Work required
Every line of the data that contains the string "Cycles" must be copied.

** Start of Input **

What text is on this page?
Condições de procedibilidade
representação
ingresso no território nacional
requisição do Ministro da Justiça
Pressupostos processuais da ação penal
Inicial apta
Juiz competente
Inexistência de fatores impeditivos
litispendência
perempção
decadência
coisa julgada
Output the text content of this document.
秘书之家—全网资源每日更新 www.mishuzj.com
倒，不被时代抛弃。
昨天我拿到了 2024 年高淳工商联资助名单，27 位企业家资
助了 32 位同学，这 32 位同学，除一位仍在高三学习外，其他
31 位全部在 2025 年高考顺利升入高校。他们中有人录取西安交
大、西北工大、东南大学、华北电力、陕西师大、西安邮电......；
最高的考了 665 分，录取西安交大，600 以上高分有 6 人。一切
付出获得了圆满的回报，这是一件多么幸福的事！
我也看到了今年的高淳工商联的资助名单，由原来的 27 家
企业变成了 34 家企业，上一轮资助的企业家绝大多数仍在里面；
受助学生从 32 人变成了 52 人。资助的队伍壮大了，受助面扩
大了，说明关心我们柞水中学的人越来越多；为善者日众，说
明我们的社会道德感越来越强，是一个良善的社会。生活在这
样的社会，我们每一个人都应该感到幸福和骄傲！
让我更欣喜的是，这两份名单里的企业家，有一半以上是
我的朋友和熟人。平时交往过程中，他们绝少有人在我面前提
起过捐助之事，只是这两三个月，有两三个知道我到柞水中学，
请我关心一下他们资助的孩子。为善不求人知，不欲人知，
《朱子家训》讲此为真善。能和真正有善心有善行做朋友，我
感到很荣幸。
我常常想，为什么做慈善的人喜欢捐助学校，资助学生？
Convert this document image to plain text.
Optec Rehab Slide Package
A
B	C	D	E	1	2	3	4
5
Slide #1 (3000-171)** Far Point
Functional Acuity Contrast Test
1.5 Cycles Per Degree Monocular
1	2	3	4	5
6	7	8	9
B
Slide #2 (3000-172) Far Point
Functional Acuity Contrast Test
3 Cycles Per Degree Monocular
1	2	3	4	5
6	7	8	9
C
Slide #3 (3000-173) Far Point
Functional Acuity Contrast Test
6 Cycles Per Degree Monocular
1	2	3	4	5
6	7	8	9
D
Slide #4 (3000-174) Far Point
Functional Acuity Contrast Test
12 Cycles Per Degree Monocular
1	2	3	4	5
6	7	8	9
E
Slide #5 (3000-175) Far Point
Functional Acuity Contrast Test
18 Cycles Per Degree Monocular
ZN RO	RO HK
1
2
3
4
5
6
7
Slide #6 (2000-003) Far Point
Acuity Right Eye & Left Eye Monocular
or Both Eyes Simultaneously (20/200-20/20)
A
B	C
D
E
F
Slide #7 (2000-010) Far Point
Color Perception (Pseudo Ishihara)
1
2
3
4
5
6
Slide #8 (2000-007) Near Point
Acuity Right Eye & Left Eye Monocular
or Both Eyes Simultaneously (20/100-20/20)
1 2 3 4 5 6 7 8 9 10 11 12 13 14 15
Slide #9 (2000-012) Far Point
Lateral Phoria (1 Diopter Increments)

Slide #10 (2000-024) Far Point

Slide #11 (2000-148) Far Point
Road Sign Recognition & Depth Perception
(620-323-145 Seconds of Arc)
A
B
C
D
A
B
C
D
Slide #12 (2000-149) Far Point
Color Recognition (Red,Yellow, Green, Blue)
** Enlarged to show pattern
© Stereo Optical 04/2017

** End of Input **

Answer to the exercise
1.5 Cycles Per Degree Monocular
3 Cycles Per Degree Monocular
6 Cycles Per Degree Monocular
12 Cycles Per Degree Monocular
18 Cycles Per Degree Monocular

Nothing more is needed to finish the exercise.